> [What needs to be done]: Could you print every one of the rows below word for word, leaving out the pictures?

===============

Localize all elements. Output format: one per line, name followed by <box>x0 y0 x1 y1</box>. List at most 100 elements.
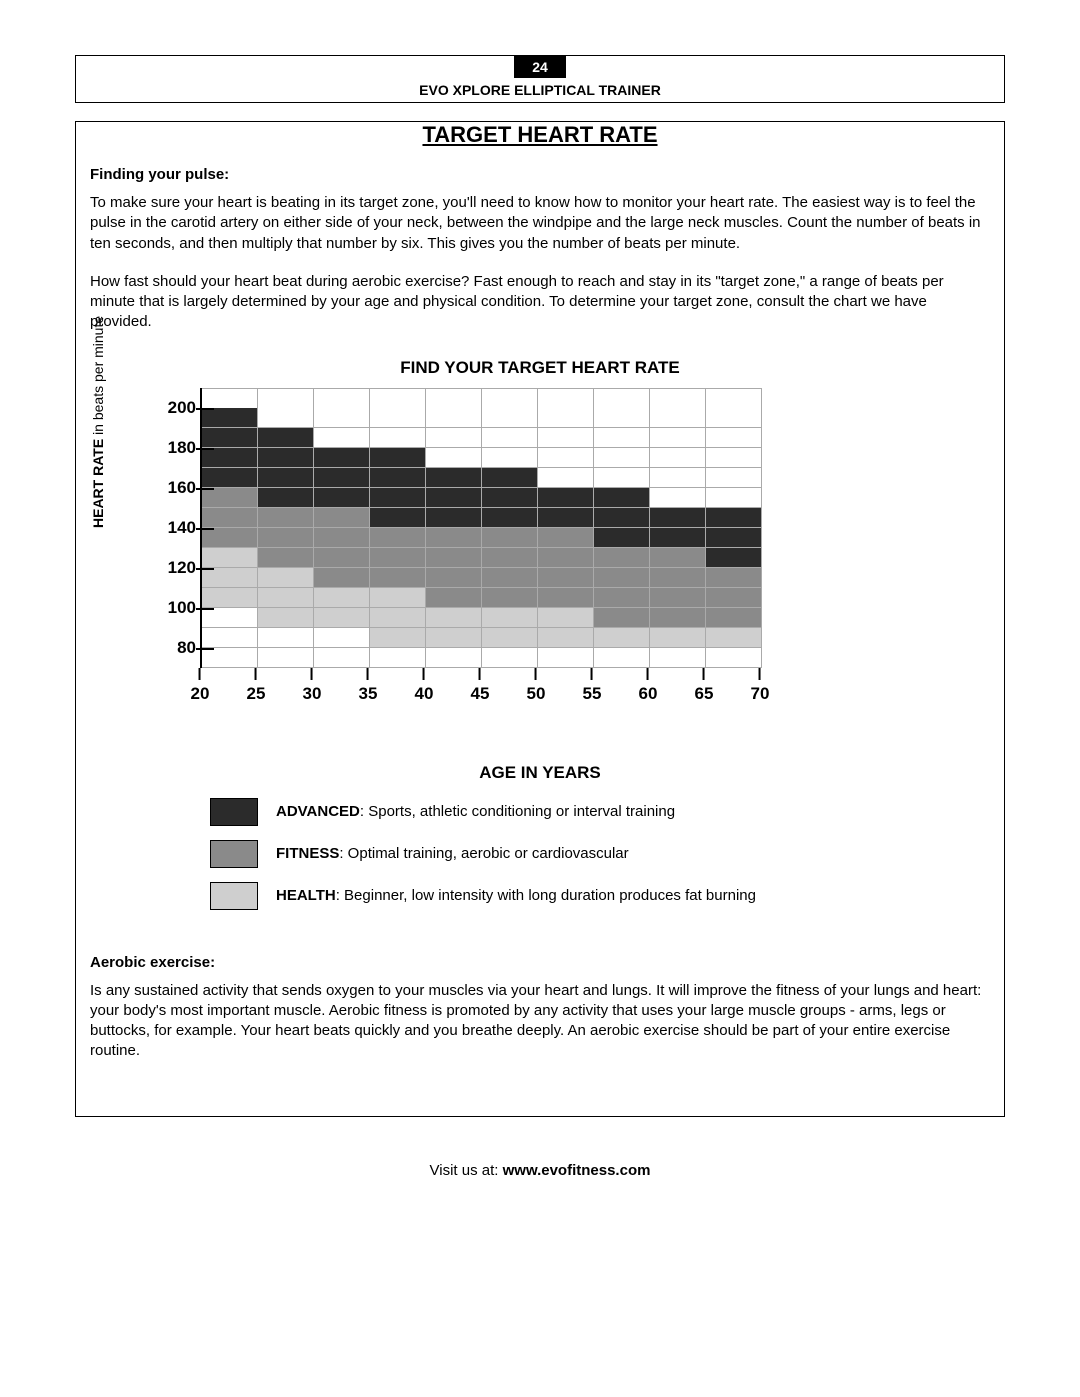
chart-cell <box>650 468 706 488</box>
x-tick: 60 <box>639 668 658 704</box>
y-tick: 200 <box>136 398 202 418</box>
chart-cell <box>202 628 258 648</box>
footer-url: www.evofitness.com <box>503 1162 651 1179</box>
page-footer: Visit us at: www.evofitness.com <box>75 1162 1005 1179</box>
chart-cell <box>706 468 762 488</box>
y-axis-label: HEART RATE in beats per minute <box>90 315 106 527</box>
chart-cell <box>706 608 762 628</box>
chart-cell <box>482 408 538 428</box>
chart-cell <box>482 568 538 588</box>
chart-cell <box>594 448 650 468</box>
chart-cell <box>202 448 258 468</box>
x-tick: 65 <box>695 668 714 704</box>
y-tick: 160 <box>136 478 202 498</box>
y-axis-label-bold: HEART RATE <box>90 438 106 527</box>
chart-cell <box>370 608 426 628</box>
chart-cell <box>650 588 706 608</box>
chart-cell <box>370 648 426 668</box>
chart-cell <box>258 448 314 468</box>
chart-cell <box>202 568 258 588</box>
content-box: TARGET HEART RATE Finding your pulse: To… <box>75 121 1005 1117</box>
chart-cell <box>538 588 594 608</box>
chart-cell <box>482 628 538 648</box>
chart-cell <box>426 568 482 588</box>
chart-cell <box>314 528 370 548</box>
chart-cell <box>706 628 762 648</box>
chart-cell <box>482 528 538 548</box>
chart-cell <box>202 508 258 528</box>
chart-cell <box>370 468 426 488</box>
chart-cell <box>538 508 594 528</box>
x-tick: 45 <box>471 668 490 704</box>
chart-cell <box>538 408 594 428</box>
chart-cell <box>314 408 370 428</box>
chart-cell <box>426 648 482 668</box>
chart-cell <box>706 568 762 588</box>
x-tick: 25 <box>247 668 266 704</box>
y-tick: 120 <box>136 558 202 578</box>
chart-cell <box>258 468 314 488</box>
chart-cell <box>650 389 706 409</box>
chart-cell <box>258 428 314 448</box>
document-page: 24 EVO XPLORE ELLIPTICAL TRAINER TARGET … <box>0 0 1080 1397</box>
finding-pulse-p2: How fast should your heart beat during a… <box>90 272 990 333</box>
y-tick: 100 <box>136 598 202 618</box>
x-axis-ticks: 2025303540455055606570 <box>200 668 760 708</box>
chart-cell <box>314 628 370 648</box>
chart-cell <box>314 648 370 668</box>
legend-text: FITNESS: Optimal training, aerobic or ca… <box>276 845 629 862</box>
chart-cell <box>482 588 538 608</box>
chart-cell <box>482 448 538 468</box>
chart-cell <box>202 488 258 508</box>
chart-cell <box>370 528 426 548</box>
chart-cell <box>594 648 650 668</box>
chart-cell <box>202 468 258 488</box>
chart-cell <box>706 528 762 548</box>
chart-cell <box>258 588 314 608</box>
chart-cell <box>650 548 706 568</box>
chart-cell <box>258 628 314 648</box>
chart-cell <box>706 648 762 668</box>
chart-cell <box>706 548 762 568</box>
chart-cell <box>706 508 762 528</box>
chart-cell <box>538 528 594 548</box>
chart-cell <box>594 428 650 448</box>
chart-cell <box>594 548 650 568</box>
chart-cell <box>258 608 314 628</box>
chart-cell <box>370 508 426 528</box>
chart-cell <box>202 408 258 428</box>
chart-cell <box>314 568 370 588</box>
chart-cell <box>314 508 370 528</box>
chart-cell <box>258 488 314 508</box>
chart-cell <box>538 568 594 588</box>
chart-cell <box>426 408 482 428</box>
y-tick: 80 <box>136 638 202 658</box>
legend-swatch <box>210 798 258 826</box>
chart-cell <box>482 608 538 628</box>
chart-cell <box>426 508 482 528</box>
chart-cell <box>594 408 650 428</box>
chart-cell <box>650 628 706 648</box>
chart-cell <box>426 628 482 648</box>
chart-cell <box>706 488 762 508</box>
chart-cell <box>370 408 426 428</box>
finding-pulse-heading: Finding your pulse: <box>90 166 990 183</box>
chart-cell <box>594 588 650 608</box>
chart-cell <box>426 389 482 409</box>
chart-cell <box>202 588 258 608</box>
chart-cell <box>314 548 370 568</box>
chart-cell <box>538 488 594 508</box>
chart-cell <box>258 508 314 528</box>
chart-cell <box>650 488 706 508</box>
aerobic-p1: Is any sustained activity that sends oxy… <box>90 981 990 1062</box>
x-tick: 35 <box>359 668 378 704</box>
chart-cell <box>538 648 594 668</box>
chart-cell <box>594 508 650 528</box>
chart-cell <box>314 488 370 508</box>
chart-cell <box>594 608 650 628</box>
chart-cell <box>202 528 258 548</box>
chart-cell <box>482 488 538 508</box>
chart-cell <box>650 408 706 428</box>
chart-cell <box>370 389 426 409</box>
chart-cell <box>426 588 482 608</box>
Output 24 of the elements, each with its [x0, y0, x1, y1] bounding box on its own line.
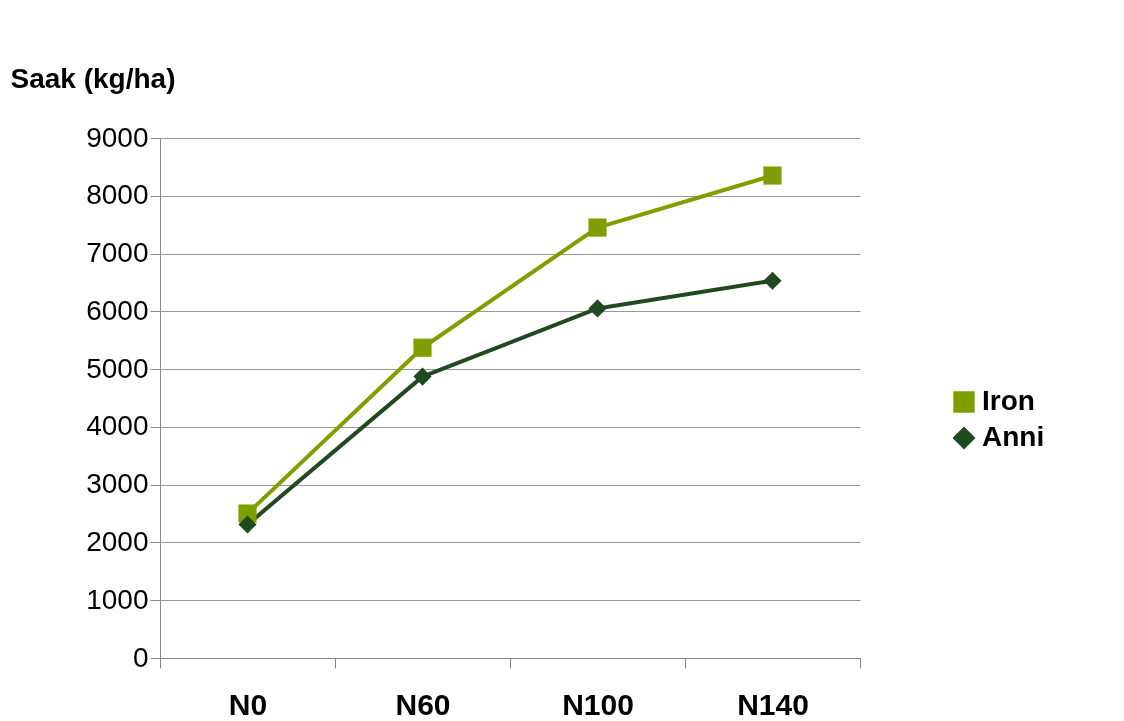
point	[588, 218, 607, 237]
x-tick-label: N60	[395, 687, 451, 721]
y-tick-label: 0	[132, 641, 149, 673]
point	[763, 271, 782, 290]
y-tick-label: 8000	[86, 179, 149, 211]
x-tick-label: N140	[737, 687, 809, 721]
y-tick-label: 4000	[86, 410, 149, 442]
y-tick-label: 1000	[86, 583, 149, 615]
y-tick-label: 6000	[86, 294, 149, 326]
legend-label: Anni	[982, 421, 1045, 452]
y-axis-title: Saak (kg/ha)	[10, 62, 176, 94]
legend-label: Iron	[982, 385, 1035, 416]
x-tick-label: N100	[562, 687, 634, 721]
x-tick-label: N0	[228, 687, 268, 721]
y-tick-label: 5000	[86, 352, 149, 384]
point	[413, 338, 432, 357]
y-tick-label: 9000	[86, 121, 149, 153]
point	[238, 515, 257, 534]
point	[588, 299, 607, 318]
y-tick-label: 7000	[86, 237, 149, 269]
y-tick-label: 3000	[86, 468, 149, 500]
point	[413, 367, 432, 386]
y-tick-label: 2000	[86, 525, 149, 557]
point	[763, 166, 782, 185]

===============

> [The output]:
Localize all elements. Output format: one per line, name followed by <box>x0 y0 x1 y1</box>. List at most 100 elements.
chart-cell <box>650 468 706 488</box>
x-tick: 60 <box>639 668 658 704</box>
y-tick: 200 <box>136 398 202 418</box>
chart-cell <box>202 628 258 648</box>
footer-url: www.evofitness.com <box>503 1162 651 1179</box>
page-footer: Visit us at: www.evofitness.com <box>75 1162 1005 1179</box>
chart-cell <box>706 468 762 488</box>
y-axis-label: HEART RATE in beats per minute <box>90 315 106 527</box>
chart-cell <box>706 608 762 628</box>
chart-cell <box>482 408 538 428</box>
chart-cell <box>482 568 538 588</box>
chart-cell <box>594 448 650 468</box>
chart-cell <box>202 448 258 468</box>
x-tick: 65 <box>695 668 714 704</box>
y-tick: 160 <box>136 478 202 498</box>
y-axis-label-bold: HEART RATE <box>90 438 106 527</box>
chart-cell <box>370 608 426 628</box>
chart-cell <box>650 588 706 608</box>
chart-cell <box>370 648 426 668</box>
chart-cell <box>258 448 314 468</box>
chart-cell <box>202 568 258 588</box>
content-box: TARGET HEART RATE Finding your pulse: To… <box>75 121 1005 1117</box>
chart-cell <box>538 588 594 608</box>
chart-cell <box>482 628 538 648</box>
chart-cell <box>426 568 482 588</box>
chart-cell <box>314 528 370 548</box>
chart-cell <box>706 628 762 648</box>
chart-cell <box>482 528 538 548</box>
chart-cell <box>202 508 258 528</box>
chart-cell <box>370 468 426 488</box>
chart-cell <box>538 508 594 528</box>
x-tick: 45 <box>471 668 490 704</box>
chart-cell <box>538 408 594 428</box>
chart-cell <box>314 408 370 428</box>
chart-cell <box>426 648 482 668</box>
chart-cell <box>706 568 762 588</box>
x-tick: 25 <box>247 668 266 704</box>
y-tick: 120 <box>136 558 202 578</box>
chart-cell <box>258 468 314 488</box>
chart-cell <box>650 389 706 409</box>
chart-cell <box>258 428 314 448</box>
document-page: 24 EVO XPLORE ELLIPTICAL TRAINER TARGET … <box>0 0 1080 1397</box>
finding-pulse-p2: How fast should your heart beat during a… <box>90 272 990 333</box>
y-tick: 100 <box>136 598 202 618</box>
x-axis-ticks: 2025303540455055606570 <box>200 668 760 708</box>
chart-cell <box>314 628 370 648</box>
chart-cell <box>314 648 370 668</box>
legend-text: FITNESS: Optimal training, aerobic or ca… <box>276 845 629 862</box>
chart-cell <box>482 588 538 608</box>
chart-cell <box>482 448 538 468</box>
chart-cell <box>202 488 258 508</box>
chart-cell <box>370 528 426 548</box>
chart-cell <box>594 648 650 668</box>
chart-cell <box>202 468 258 488</box>
chart-cell <box>706 528 762 548</box>
chart-cell <box>258 588 314 608</box>
chart-cell <box>650 548 706 568</box>
chart-cell <box>258 628 314 648</box>
chart-cell <box>706 648 762 668</box>
chart-cell <box>706 548 762 568</box>
chart-cell <box>706 508 762 528</box>
chart-cell <box>538 528 594 548</box>
chart-cell <box>594 428 650 448</box>
chart-cell <box>594 548 650 568</box>
chart-cell <box>258 608 314 628</box>
chart-cell <box>370 508 426 528</box>
chart-cell <box>202 408 258 428</box>
chart-cell <box>314 568 370 588</box>
chart-cell <box>314 508 370 528</box>
chart-cell <box>258 488 314 508</box>
chart-cell <box>538 568 594 588</box>
chart-cell <box>426 408 482 428</box>
y-tick: 80 <box>136 638 202 658</box>
legend-swatch <box>210 798 258 826</box>
chart-cell <box>482 608 538 628</box>
chart-cell <box>426 508 482 528</box>
chart-cell <box>594 408 650 428</box>
chart-cell <box>650 628 706 648</box>
chart-cell <box>426 628 482 648</box>
chart-cell <box>706 488 762 508</box>
chart-cell <box>370 408 426 428</box>
finding-pulse-heading: Finding your pulse: <box>90 166 990 183</box>
chart-cell <box>594 588 650 608</box>
chart-cell <box>426 389 482 409</box>
chart-cell <box>202 588 258 608</box>
chart-cell <box>314 548 370 568</box>
chart-cell <box>538 488 594 508</box>
chart-cell <box>258 508 314 528</box>
chart-cell <box>650 488 706 508</box>
aerobic-p1: Is any sustained activity that sends oxy… <box>90 981 990 1062</box>
x-tick: 35 <box>359 668 378 704</box>
chart-cell <box>538 648 594 668</box>
chart-cell <box>594 508 650 528</box>
chart-cell <box>314 488 370 508</box>
chart-cell <box>594 608 650 628</box>
chart-cell <box>202 528 258 548</box>
chart-cell <box>482 488 538 508</box>
chart-cell <box>650 408 706 428</box>
chart-cell <box>370 389 426 409</box>
chart-cell <box>426 588 482 608</box>
Output 24 of the elements, each with its [x0, y0, x1, y1] bounding box on its own line.
point	[588, 218, 607, 237]
x-tick-label: N60	[395, 687, 451, 721]
y-tick-label: 0	[132, 641, 149, 673]
point	[763, 271, 782, 290]
y-tick-label: 8000	[86, 179, 149, 211]
x-tick-label: N140	[737, 687, 809, 721]
y-tick-label: 4000	[86, 410, 149, 442]
y-tick-label: 1000	[86, 583, 149, 615]
y-tick-label: 6000	[86, 294, 149, 326]
legend-label: Anni	[982, 421, 1045, 452]
y-axis-title: Saak (kg/ha)	[10, 62, 176, 94]
legend-label: Iron	[982, 385, 1035, 416]
x-tick-label: N100	[562, 687, 634, 721]
x-tick-label: N0	[228, 687, 268, 721]
y-tick-label: 5000	[86, 352, 149, 384]
point	[413, 338, 432, 357]
y-tick-label: 9000	[86, 121, 149, 153]
point	[238, 515, 257, 534]
point	[588, 299, 607, 318]
y-tick-label: 7000	[86, 237, 149, 269]
y-tick-label: 3000	[86, 468, 149, 500]
point	[413, 367, 432, 386]
y-tick-label: 2000	[86, 525, 149, 557]
point	[763, 166, 782, 185]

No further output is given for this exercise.